(Rows from a figure dataset)
■ ■ ■ ■
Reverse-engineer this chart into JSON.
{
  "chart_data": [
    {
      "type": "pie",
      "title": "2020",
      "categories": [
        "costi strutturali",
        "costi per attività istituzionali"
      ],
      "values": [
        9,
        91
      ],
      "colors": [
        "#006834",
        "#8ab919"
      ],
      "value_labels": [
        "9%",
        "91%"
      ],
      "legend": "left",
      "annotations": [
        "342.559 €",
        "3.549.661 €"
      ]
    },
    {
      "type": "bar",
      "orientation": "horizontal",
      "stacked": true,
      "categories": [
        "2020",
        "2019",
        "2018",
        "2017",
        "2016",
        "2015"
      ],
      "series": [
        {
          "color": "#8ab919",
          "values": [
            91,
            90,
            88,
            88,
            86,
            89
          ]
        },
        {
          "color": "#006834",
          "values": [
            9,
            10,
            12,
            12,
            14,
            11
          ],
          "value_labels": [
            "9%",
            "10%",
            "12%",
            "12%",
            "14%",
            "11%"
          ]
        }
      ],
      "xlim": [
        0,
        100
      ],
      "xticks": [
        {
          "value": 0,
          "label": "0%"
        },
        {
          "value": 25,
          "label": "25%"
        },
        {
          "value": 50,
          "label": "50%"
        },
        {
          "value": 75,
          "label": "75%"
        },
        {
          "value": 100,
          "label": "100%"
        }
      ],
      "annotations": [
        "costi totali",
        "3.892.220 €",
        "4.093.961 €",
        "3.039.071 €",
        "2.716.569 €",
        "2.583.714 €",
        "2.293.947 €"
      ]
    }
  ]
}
■ ■ ■ ■
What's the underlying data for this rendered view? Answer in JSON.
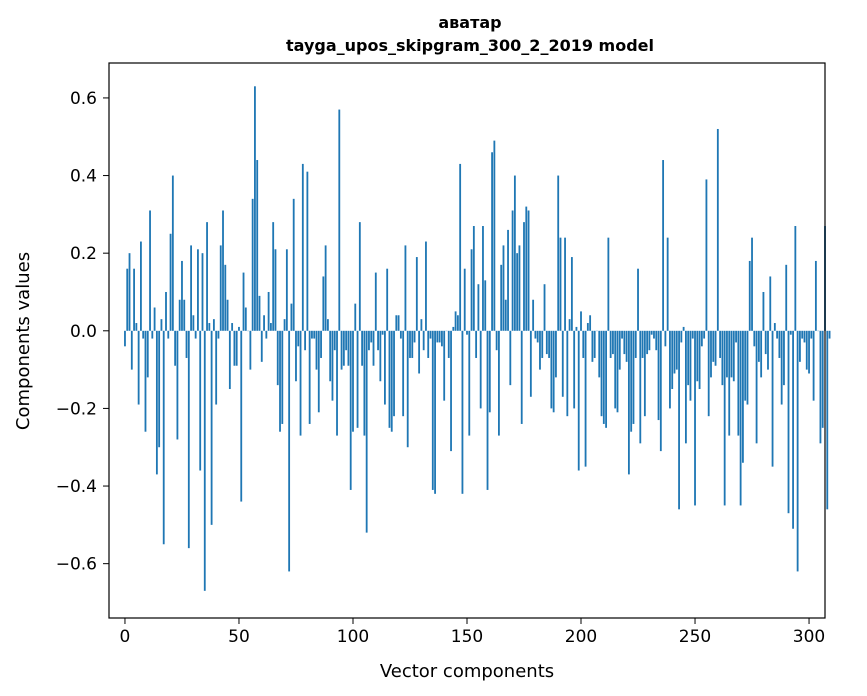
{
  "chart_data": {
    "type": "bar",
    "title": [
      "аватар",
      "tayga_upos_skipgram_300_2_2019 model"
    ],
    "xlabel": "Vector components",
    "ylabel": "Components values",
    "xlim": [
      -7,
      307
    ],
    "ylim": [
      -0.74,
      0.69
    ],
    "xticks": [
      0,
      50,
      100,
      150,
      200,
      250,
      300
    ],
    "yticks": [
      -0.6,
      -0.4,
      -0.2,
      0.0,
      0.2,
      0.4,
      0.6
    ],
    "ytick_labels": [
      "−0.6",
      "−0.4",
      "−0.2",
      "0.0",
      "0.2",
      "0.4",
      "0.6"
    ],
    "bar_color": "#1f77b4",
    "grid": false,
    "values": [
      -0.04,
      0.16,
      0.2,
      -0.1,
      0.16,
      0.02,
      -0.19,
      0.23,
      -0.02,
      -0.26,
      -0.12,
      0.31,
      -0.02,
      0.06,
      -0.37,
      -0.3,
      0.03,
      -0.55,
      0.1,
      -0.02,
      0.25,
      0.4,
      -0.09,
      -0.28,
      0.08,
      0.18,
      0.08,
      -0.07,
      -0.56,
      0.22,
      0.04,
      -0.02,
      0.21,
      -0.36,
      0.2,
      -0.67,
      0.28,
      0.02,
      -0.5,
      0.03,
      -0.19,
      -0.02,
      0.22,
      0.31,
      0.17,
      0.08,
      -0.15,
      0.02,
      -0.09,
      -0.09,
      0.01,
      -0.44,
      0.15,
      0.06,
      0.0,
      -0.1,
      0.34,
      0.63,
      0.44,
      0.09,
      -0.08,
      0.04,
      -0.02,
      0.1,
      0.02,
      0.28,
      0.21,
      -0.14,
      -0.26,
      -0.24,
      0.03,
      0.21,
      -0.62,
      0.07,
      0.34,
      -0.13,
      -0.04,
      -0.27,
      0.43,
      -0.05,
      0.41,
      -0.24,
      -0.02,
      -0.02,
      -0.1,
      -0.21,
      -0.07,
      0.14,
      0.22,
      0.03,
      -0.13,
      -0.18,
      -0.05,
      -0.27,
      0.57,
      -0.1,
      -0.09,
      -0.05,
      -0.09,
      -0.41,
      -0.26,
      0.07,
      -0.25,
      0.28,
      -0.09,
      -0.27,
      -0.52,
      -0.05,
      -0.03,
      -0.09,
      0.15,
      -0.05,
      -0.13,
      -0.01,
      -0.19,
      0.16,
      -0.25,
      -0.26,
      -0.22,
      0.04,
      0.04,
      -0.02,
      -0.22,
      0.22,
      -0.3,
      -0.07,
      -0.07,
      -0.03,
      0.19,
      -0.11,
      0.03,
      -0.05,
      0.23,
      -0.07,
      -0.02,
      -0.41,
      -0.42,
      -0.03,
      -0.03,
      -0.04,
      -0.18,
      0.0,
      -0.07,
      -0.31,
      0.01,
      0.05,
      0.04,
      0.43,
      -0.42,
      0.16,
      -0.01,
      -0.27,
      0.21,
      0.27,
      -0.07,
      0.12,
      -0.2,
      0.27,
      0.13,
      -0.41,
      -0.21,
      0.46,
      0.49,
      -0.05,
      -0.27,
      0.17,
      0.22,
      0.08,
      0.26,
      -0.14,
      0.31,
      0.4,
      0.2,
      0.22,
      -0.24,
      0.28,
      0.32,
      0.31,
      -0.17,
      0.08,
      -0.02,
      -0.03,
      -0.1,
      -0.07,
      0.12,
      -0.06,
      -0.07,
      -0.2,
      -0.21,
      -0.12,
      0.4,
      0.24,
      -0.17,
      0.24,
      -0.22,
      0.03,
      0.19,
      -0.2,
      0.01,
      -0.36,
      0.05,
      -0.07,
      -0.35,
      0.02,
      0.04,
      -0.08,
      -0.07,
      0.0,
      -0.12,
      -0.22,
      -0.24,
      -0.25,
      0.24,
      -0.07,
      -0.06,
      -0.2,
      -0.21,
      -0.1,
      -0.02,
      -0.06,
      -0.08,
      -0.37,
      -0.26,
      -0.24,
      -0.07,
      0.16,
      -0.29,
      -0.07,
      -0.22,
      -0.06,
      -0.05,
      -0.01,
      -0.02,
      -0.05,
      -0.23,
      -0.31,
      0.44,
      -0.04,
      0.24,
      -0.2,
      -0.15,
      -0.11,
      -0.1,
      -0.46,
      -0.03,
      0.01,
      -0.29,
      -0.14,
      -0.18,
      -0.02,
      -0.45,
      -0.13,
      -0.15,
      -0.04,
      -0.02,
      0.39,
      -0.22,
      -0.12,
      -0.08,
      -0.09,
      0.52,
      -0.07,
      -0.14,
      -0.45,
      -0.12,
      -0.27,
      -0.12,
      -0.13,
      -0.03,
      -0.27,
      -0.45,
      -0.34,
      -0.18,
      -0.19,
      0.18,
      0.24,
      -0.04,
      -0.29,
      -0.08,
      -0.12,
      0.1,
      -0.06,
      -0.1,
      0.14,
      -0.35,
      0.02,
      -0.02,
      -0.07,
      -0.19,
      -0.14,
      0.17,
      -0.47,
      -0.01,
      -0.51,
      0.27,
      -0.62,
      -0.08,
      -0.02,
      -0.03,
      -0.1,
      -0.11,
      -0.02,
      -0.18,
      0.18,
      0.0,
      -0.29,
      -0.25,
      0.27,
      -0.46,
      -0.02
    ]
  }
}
■ ■ ■ ■
→ **Your objective**: Using the material above, report each line where "JSON" occurs.

→ **Solution**:
Reverse-engineer this chart into JSON.
What's the underlying data for this rendered view? Answer in JSON.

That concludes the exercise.